[TASK REQUIREMENTS] Locate the string "大人与小孩做功相同" in the records below. Copy every line where it occurs.

[Collection entries]

>> Start

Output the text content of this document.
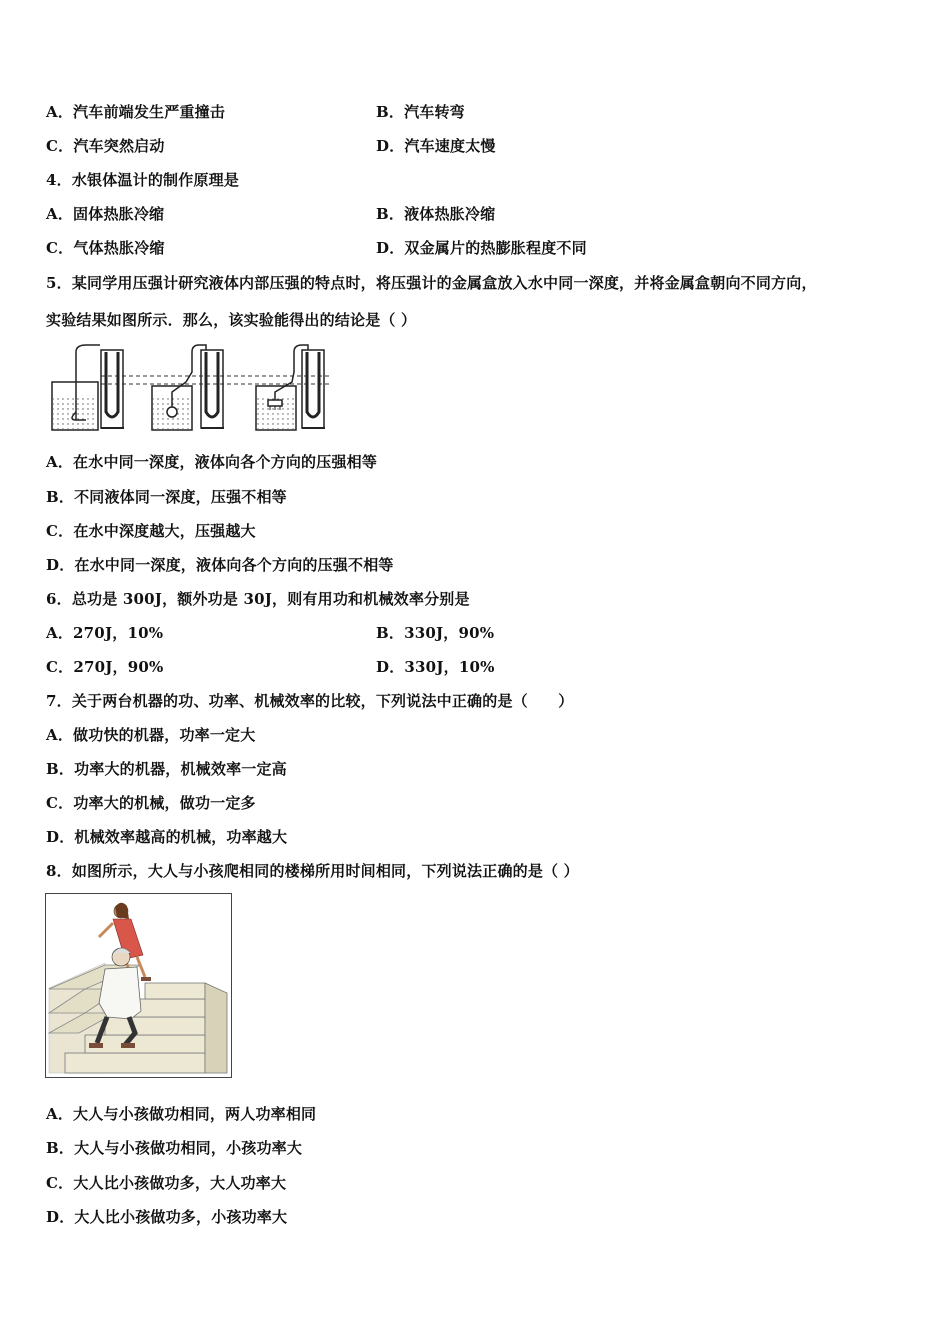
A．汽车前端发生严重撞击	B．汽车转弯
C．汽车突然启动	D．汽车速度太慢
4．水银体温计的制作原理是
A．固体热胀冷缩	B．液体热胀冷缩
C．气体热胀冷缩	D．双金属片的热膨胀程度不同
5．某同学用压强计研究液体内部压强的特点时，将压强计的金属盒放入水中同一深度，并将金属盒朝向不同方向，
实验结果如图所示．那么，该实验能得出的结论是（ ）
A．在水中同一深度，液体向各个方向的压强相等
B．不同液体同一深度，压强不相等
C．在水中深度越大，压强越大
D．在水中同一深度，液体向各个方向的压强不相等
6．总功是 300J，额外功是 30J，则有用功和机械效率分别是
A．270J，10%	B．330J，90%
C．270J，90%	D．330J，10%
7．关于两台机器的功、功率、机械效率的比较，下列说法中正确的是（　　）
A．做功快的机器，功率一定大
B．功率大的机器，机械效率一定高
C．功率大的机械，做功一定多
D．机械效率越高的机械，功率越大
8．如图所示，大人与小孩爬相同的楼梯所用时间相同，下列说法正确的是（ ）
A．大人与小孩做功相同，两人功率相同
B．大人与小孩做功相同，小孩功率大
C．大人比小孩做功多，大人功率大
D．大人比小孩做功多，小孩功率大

>> End
>> Start

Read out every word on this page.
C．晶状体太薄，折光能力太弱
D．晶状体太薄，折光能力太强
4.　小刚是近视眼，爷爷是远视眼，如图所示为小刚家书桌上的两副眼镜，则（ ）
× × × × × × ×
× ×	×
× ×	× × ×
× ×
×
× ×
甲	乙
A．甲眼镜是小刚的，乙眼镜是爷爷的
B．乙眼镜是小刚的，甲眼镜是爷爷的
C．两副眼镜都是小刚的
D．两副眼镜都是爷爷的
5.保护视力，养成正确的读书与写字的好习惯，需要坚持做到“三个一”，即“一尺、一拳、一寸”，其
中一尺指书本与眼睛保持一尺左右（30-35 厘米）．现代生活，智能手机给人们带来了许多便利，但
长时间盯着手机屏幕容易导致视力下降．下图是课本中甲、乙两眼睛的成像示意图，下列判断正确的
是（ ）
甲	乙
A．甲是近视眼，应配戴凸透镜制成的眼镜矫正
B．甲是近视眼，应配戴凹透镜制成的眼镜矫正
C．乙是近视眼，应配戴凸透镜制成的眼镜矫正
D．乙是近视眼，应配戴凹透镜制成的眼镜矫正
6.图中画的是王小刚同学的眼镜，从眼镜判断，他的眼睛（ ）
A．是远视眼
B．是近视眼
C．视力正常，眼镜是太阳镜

>> End

[WRITTEN ANSWER]
A．大人与小孩做功相同，两人功率相同
B．大人与小孩做功相同，小孩功率大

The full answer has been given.